(Aim) Reproduce the items below with each instance of "body-paragraph" swapped for "text-paragraph", keeping everything else unchanged and leaving out the pictures.

(Supplied information)
___

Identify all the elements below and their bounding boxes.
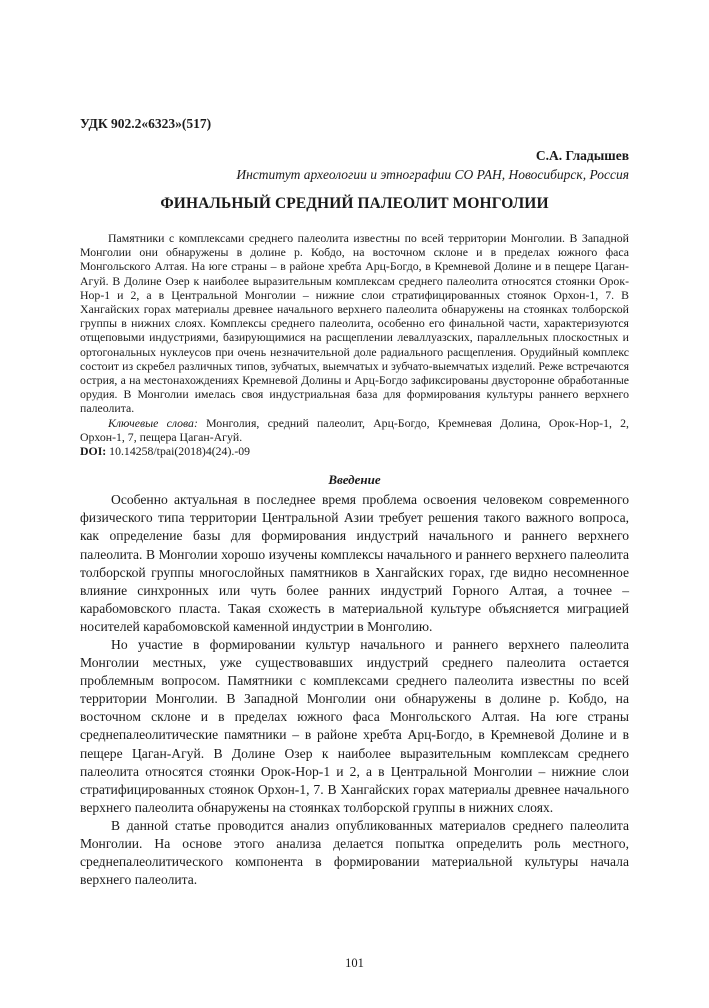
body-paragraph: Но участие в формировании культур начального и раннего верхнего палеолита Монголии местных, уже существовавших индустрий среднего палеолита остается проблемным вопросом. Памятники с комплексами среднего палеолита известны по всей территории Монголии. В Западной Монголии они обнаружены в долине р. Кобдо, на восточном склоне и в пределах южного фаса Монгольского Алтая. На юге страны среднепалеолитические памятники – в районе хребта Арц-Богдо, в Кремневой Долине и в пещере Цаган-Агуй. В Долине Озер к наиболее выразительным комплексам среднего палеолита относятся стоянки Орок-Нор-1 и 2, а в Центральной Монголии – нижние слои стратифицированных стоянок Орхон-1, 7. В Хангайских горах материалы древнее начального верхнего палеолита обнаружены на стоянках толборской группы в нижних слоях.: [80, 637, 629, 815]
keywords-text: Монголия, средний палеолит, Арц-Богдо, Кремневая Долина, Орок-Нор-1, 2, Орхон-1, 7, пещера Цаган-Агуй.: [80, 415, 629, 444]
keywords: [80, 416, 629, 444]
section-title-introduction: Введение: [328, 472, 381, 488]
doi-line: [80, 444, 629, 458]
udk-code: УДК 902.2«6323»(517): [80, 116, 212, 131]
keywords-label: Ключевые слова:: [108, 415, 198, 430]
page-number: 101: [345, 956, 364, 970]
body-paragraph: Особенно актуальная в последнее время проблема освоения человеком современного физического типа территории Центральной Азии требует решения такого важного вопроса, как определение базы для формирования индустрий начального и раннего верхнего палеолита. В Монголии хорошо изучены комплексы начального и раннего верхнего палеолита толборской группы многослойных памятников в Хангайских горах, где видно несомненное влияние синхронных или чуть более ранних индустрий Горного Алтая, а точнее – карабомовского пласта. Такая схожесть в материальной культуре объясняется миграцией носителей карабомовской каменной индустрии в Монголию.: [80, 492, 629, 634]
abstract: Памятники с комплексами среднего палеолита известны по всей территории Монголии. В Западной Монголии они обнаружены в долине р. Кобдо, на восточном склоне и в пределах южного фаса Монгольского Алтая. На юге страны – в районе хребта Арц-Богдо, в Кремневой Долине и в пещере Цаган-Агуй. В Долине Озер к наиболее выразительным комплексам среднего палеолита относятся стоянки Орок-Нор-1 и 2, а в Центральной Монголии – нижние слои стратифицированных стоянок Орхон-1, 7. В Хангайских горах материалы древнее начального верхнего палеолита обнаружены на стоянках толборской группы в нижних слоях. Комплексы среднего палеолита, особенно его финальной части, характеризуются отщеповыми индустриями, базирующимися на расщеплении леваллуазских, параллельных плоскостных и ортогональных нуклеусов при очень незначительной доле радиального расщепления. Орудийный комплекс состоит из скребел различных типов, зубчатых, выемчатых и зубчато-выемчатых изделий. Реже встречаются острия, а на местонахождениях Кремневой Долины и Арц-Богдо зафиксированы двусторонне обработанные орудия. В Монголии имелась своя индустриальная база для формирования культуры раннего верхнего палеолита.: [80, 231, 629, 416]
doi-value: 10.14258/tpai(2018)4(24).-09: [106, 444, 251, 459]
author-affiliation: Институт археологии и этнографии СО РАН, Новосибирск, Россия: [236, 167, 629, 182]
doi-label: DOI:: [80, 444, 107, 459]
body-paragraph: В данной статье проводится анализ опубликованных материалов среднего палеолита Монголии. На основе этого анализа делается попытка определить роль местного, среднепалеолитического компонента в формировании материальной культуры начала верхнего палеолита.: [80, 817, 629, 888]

___

(Answer)
Identify all the elements below and their bounding boxes.
text-paragraph: Но участие в формировании культур начального и раннего верхнего палеолита Монголии местных, уже существовавших индустрий среднего палеолита остается проблемным вопросом. Памятники с комплексами среднего палеолита известны по всей территории Монголии. В Западной Монголии они обнаружены в долине р. Кобдо, на восточном склоне и в пределах южного фаса Монгольского Алтая. На юге страны среднепалеолитические памятники – в районе хребта Арц-Богдо, в Кремневой Долине и в пещере Цаган-Агуй. В Долине Озер к наиболее выразительным комплексам среднего палеолита относятся стоянки Орок-Нор-1 и 2, а в Центральной Монголии – нижние слои стратифицированных стоянок Орхон-1, 7. В Хангайских горах материалы древнее начального верхнего палеолита обнаружены на стоянках толборской группы в нижних слоях.: [80, 637, 629, 815]
keywords-text: Монголия, средний палеолит, Арц-Богдо, Кремневая Долина, Орок-Нор-1, 2, Орхон-1, 7, пещера Цаган-Агуй.: [80, 415, 629, 444]
keywords: [80, 416, 629, 444]
section-title-introduction: Введение: [328, 472, 381, 488]
doi-line: [80, 444, 629, 458]
udk-code: УДК 902.2«6323»(517): [80, 116, 212, 131]
keywords-label: Ключевые слова:: [108, 415, 198, 430]
page-number: 101: [345, 956, 364, 970]
text-paragraph: Особенно актуальная в последнее время проблема освоения человеком современного физического типа территории Центральной Азии требует решения такого важного вопроса, как определение базы для формирования индустрий начального и раннего верхнего палеолита. В Монголии хорошо изучены комплексы начального и раннего верхнего палеолита толборской группы многослойных памятников в Хангайских горах, где видно несомненное влияние синхронных или чуть более ранних индустрий Горного Алтая, а точнее – карабомовского пласта. Такая схожесть в материальной культуре объясняется миграцией носителей карабомовской каменной индустрии в Монголию.: [80, 492, 629, 634]
abstract: Памятники с комплексами среднего палеолита известны по всей территории Монголии. В Западной Монголии они обнаружены в долине р. Кобдо, на восточном склоне и в пределах южного фаса Монгольского Алтая. На юге страны – в районе хребта Арц-Богдо, в Кремневой Долине и в пещере Цаган-Агуй. В Долине Озер к наиболее выразительным комплексам среднего палеолита относятся стоянки Орок-Нор-1 и 2, а в Центральной Монголии – нижние слои стратифицированных стоянок Орхон-1, 7. В Хангайских горах материалы древнее начального верхнего палеолита обнаружены на стоянках толборской группы в нижних слоях. Комплексы среднего палеолита, особенно его финальной части, характеризуются отщеповыми индустриями, базирующимися на расщеплении леваллуазских, параллельных плоскостных и ортогональных нуклеусов при очень незначительной доле радиального расщепления. Орудийный комплекс состоит из скребел различных типов, зубчатых, выемчатых и зубчато-выемчатых изделий. Реже встречаются острия, а на местонахождениях Кремневой Долины и Арц-Богдо зафиксированы двусторонне обработанные орудия. В Монголии имелась своя индустриальная база для формирования культуры раннего верхнего палеолита.: [80, 231, 629, 416]
doi-value: 10.14258/tpai(2018)4(24).-09: [106, 444, 251, 459]
author-affiliation: Институт археологии и этнографии СО РАН, Новосибирск, Россия: [236, 167, 629, 182]
doi-label: DOI:: [80, 444, 107, 459]
text-paragraph: В данной статье проводится анализ опубликованных материалов среднего палеолита Монголии. На основе этого анализа делается попытка определить роль местного, среднепалеолитического компонента в формировании материальной культуры начала верхнего палеолита.: [80, 817, 629, 888]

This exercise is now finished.